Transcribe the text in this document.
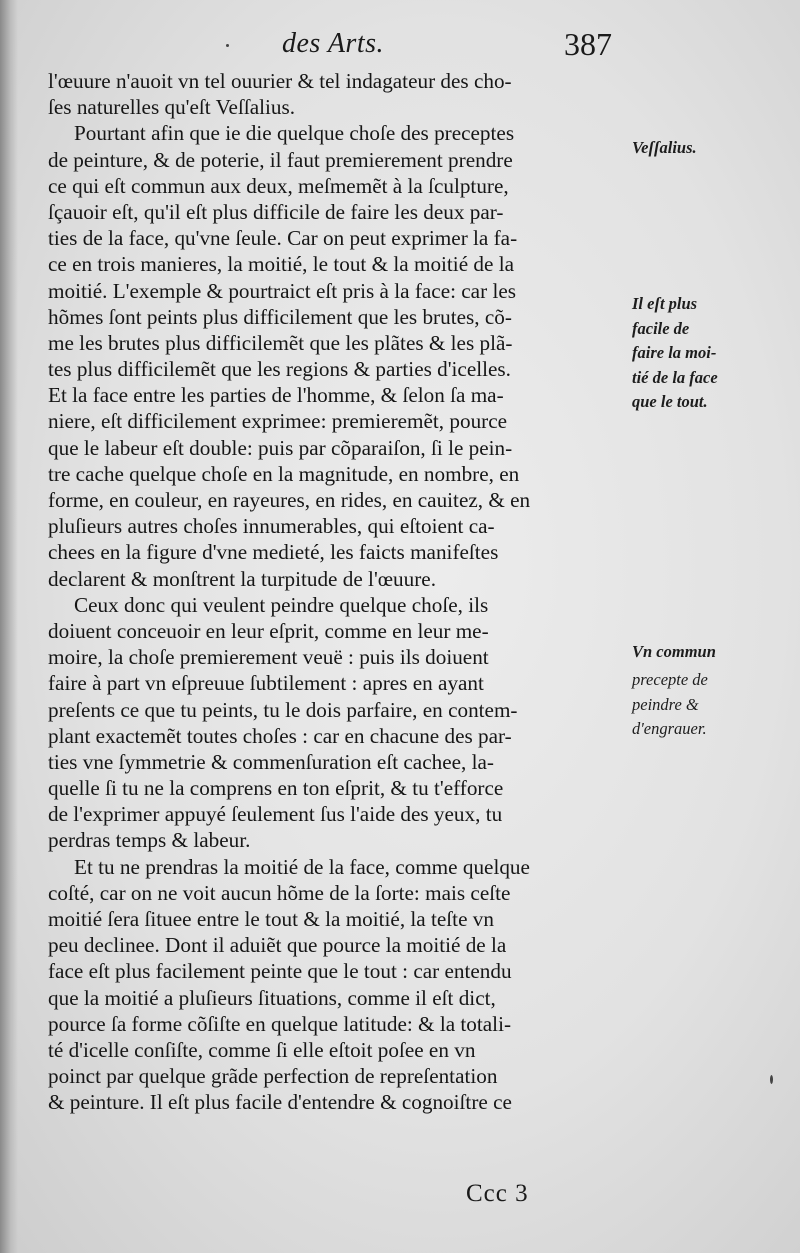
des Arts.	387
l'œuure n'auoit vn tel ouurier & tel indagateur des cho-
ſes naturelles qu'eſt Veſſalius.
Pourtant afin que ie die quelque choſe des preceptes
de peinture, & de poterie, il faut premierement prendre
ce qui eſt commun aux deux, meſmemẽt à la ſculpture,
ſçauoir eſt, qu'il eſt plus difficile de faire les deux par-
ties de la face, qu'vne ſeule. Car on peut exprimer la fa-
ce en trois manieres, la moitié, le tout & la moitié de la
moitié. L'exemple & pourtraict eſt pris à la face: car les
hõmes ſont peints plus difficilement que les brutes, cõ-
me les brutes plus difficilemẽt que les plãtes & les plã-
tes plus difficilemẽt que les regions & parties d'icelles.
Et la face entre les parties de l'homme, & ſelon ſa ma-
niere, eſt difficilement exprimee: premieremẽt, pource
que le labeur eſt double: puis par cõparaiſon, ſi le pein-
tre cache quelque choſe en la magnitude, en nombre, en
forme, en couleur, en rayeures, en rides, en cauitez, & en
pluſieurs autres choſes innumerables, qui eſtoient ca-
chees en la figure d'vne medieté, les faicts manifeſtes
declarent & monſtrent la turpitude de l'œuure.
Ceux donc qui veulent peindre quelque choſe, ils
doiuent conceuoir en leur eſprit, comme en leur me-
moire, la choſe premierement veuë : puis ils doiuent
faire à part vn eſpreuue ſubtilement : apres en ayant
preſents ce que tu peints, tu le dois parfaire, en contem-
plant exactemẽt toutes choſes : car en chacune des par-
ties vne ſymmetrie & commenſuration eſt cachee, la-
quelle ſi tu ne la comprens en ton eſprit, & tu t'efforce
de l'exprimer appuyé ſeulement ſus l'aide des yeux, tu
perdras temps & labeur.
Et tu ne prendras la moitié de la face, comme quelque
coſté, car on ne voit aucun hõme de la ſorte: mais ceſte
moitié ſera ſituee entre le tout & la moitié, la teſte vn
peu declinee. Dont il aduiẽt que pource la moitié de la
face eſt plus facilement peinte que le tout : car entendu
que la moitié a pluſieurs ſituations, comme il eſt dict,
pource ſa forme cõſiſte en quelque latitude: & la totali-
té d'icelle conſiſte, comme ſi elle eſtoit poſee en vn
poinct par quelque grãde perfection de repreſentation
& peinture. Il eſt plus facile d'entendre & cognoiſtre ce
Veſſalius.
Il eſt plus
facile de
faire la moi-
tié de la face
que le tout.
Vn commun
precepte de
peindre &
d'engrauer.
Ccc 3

════════

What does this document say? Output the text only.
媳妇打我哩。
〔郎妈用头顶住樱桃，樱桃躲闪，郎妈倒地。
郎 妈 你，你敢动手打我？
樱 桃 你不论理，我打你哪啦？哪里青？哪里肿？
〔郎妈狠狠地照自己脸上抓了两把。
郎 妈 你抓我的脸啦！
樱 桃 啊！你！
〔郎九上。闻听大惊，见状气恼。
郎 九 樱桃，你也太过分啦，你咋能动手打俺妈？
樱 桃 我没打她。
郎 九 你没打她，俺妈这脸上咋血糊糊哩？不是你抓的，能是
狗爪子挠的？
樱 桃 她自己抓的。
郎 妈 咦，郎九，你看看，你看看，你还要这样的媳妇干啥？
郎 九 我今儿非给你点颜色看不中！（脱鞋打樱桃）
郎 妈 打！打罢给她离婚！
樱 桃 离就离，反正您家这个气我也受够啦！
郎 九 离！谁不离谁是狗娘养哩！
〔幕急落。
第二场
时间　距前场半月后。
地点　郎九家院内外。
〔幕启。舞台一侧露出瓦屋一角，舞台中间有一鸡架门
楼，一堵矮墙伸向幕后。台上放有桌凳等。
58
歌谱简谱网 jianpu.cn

════════

• REQUIREMENTS: In the listing above, how many lines include the word "face"? Answer with the number and nothing more.

• EXERCISE RESPONSE: 6